Thoughts

I’ve been putting off writing this for a while but since I can’t seem to forget about it I suppose I should just do it. Here goes…

In the land of Uz there lived a man whose name was Job. This man was blameless and upright; he feared God and shunned evil.

He had seven sons and three daughters, and he owned seven thousand sheep, three thousand camels, five hundred yoke of oxen and five hundred donkeys, and had a large number of servants. He was the greatest man among all the people of the East.

His sons used to take turns holding feasts in their homes, and they would invite their three sisters to eat and drink with them.

When a period of feasting had run its course, Job would send and have them purified. Early in the morning he would sacrifice a burnt offering for each of them, thinking, “Perhaps my children have sinned and cursed Gd in their hearts.”

This was Job’s regular custom.

I think that most of us know how the story goes. If not, you can find it in the book of Job in the Old Testament of the Bible.

I took Job as a class as one of my Old Testament electives in college. And according to my Dad (who is unbelievably biased), I wrote a darn good paper. You know, stemming from all the wisdom I’d accumulated in my 24 years. And apparently there is some debate about whether or not Job was a real person or if it’s a fable. When I heard that in class I had a momentary freak out. It doesn’t really matter though because the story of Job speaks to the human condition. It’s an extreme situation but it’s one that most people can relate to in terms of the tribulation that comes from loss.

I’d like to fast forward past the tribulations themselves because the end result is that Job loses everything. Kids, wealth, health and ultimately his friends. In chapter 3 Job curses the day of his birth. I can’t say that I blame him. Then Eliphaz speaks and starts this dialogue on a collision course of accusations and well, bad theology. The jist of itΒ  is that his friends are determined to make him confess his sin and Job is determined to declare his righteousness.

Bildad the Shuhite says in chapter 8 verse 3 and 4:

Does God pervert justice? Does the Almighty pervert what is right? When Your children sinned against him, he gave them over to the penalty of their sin.

When they sinned? How does he know that? Was Bildad there? Did he see them sin? The Bible doesn’t say he was. So was it his opinion stemming from the theology that only good things happen to righteous people and bad things to the unrighteous?

Job responds in chapter 9 and I’m quoting from verse 14-17:

How then can I dispute with him? How can I find words to argue with him?

Though I were innocent, I could not answer him; I could only plead with my Judge for mercy.

Even if I summoned him and he responded, I do not believe he would give me a hearing.

He would crush me with a storm and multiply my wounds for no reason.

DATA RECORDS:
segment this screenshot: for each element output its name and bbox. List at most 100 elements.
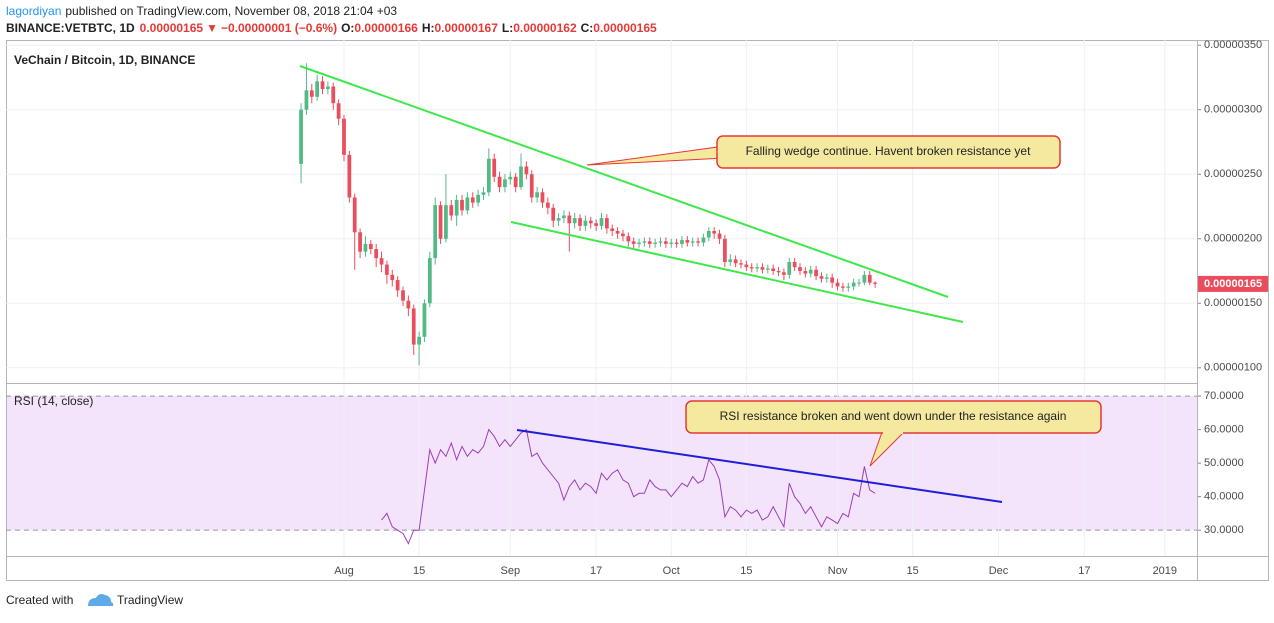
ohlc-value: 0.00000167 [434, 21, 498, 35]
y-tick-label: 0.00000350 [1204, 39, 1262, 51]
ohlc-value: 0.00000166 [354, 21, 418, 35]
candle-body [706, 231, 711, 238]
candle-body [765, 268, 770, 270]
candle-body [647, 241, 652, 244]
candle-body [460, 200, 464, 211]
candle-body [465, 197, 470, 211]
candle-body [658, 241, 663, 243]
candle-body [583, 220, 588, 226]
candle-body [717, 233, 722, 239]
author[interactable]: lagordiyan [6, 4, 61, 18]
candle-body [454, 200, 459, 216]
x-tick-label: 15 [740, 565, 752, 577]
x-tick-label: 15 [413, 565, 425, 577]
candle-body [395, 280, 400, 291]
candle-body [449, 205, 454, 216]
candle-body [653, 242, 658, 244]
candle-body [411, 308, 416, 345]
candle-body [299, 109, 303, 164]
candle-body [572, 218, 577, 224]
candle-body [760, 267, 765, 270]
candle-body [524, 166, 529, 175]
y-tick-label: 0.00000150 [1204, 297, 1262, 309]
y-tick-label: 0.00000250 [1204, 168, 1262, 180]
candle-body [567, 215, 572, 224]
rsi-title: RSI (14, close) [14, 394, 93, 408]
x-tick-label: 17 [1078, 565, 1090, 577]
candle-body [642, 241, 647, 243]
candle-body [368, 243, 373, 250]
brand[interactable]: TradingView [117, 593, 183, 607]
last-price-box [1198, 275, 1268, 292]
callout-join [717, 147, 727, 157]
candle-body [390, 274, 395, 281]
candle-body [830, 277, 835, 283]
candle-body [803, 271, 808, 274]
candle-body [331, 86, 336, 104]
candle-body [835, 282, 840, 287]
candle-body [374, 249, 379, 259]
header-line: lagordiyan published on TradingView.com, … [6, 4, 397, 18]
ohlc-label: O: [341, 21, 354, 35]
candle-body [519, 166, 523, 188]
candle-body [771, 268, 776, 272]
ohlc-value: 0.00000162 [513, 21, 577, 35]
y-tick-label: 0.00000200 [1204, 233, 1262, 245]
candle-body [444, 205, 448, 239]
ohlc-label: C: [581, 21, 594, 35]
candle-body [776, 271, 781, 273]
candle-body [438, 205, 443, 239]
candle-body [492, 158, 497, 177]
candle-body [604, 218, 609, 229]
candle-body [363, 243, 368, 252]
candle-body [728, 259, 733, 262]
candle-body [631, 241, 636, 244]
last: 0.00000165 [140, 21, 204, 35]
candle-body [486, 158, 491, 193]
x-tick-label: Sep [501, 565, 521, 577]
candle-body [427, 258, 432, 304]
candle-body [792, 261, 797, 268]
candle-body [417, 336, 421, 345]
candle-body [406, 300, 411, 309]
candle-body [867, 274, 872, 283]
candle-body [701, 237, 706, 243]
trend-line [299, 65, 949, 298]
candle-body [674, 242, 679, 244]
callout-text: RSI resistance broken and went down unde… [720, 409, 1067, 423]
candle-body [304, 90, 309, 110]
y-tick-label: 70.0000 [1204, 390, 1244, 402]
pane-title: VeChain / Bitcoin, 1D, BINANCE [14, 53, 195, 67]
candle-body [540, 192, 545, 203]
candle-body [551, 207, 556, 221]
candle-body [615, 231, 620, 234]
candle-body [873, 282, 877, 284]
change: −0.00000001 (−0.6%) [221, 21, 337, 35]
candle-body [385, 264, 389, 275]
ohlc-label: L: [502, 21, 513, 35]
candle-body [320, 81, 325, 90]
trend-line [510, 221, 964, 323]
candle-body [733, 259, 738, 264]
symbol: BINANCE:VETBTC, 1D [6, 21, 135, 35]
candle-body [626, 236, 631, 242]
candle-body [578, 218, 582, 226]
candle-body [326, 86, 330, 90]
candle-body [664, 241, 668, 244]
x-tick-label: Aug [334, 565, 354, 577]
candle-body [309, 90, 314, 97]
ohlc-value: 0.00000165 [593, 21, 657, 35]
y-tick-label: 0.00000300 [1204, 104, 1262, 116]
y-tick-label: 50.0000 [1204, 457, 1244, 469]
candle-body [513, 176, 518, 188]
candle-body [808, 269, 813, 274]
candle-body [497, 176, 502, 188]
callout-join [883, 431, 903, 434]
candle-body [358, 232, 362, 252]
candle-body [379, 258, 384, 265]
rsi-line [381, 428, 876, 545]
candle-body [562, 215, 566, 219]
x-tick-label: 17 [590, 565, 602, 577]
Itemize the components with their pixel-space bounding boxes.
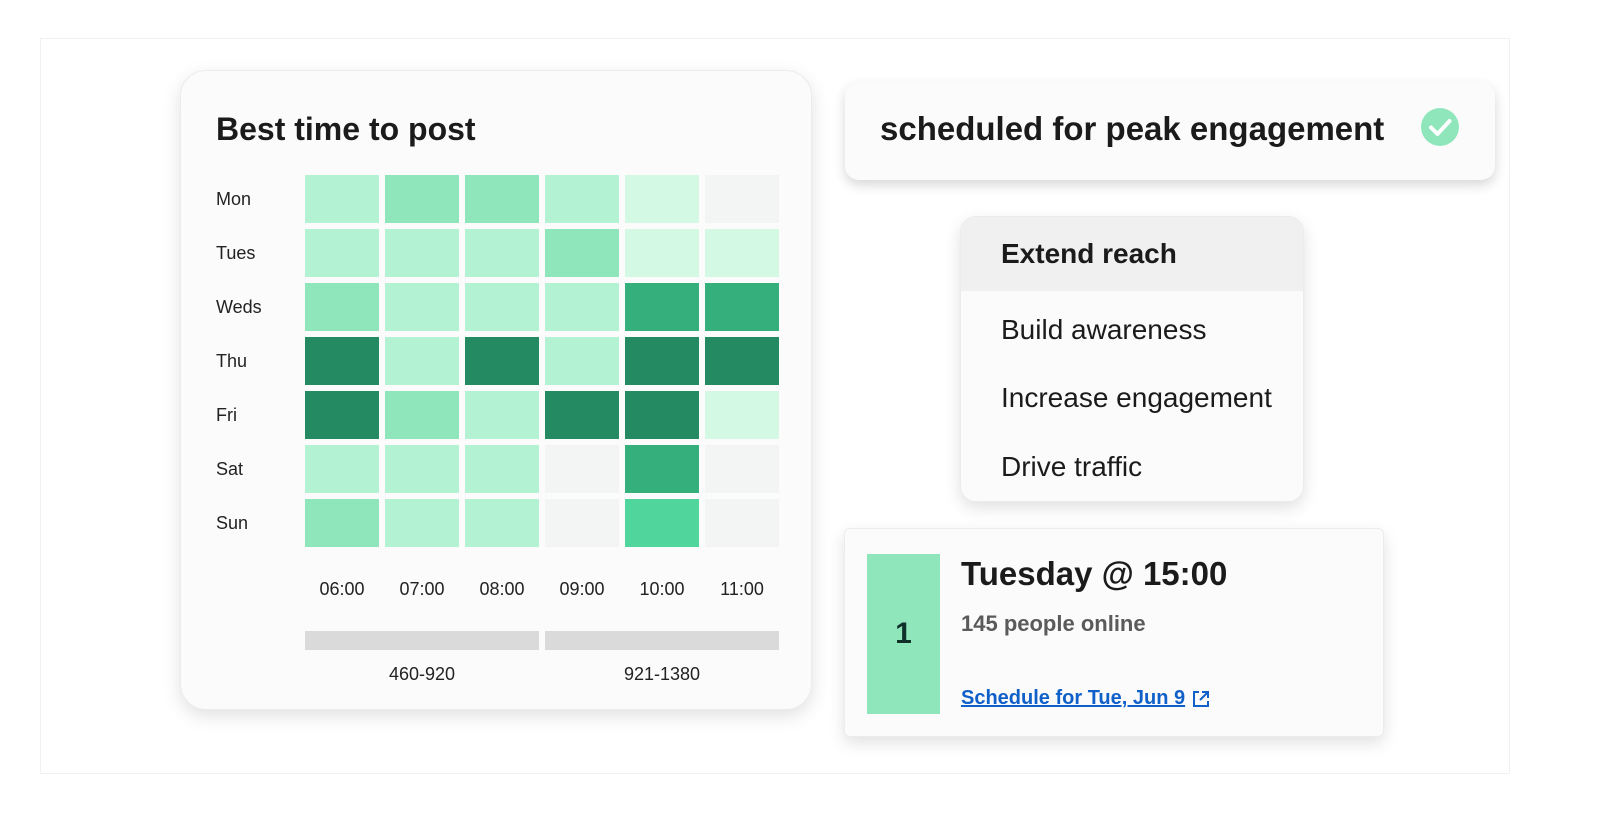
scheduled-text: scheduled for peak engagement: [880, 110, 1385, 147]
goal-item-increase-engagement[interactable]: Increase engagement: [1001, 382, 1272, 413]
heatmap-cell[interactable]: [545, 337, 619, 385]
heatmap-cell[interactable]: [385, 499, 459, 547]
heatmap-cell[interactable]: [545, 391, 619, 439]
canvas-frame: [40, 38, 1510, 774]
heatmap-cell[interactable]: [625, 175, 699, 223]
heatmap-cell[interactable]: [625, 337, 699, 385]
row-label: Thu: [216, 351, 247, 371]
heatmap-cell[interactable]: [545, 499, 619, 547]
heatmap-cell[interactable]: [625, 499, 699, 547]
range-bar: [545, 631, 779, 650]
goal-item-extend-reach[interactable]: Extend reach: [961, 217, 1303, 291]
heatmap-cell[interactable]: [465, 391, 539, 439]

TASK REQUIREMENTS:
1. Rewrite the paragraph of the text on Job that begins "I took Job as a class" more briefly, keeping its main facts.
2. Retype everything in the text on Job from "Even if I summoned" down to "for no reason.".

SOLVED PROBLEMS:
1. The writer studied Job as an Old Testament elective in college. At 24, the writer wrote a paper that their admittedly biased Dad called very good. Learning in class that scholars debate whether Job was a real person or a fable caused a brief panic. The writer decided this doesn't matter, because the story speaks to the human condition. Job's situation is extreme, but most people can relate to the tribulation that comes from loss.

2.
Even if I summoned him and he responded, I do not believe he would give me a hearing.

He would crush me with a storm and multiply my wounds for no reason.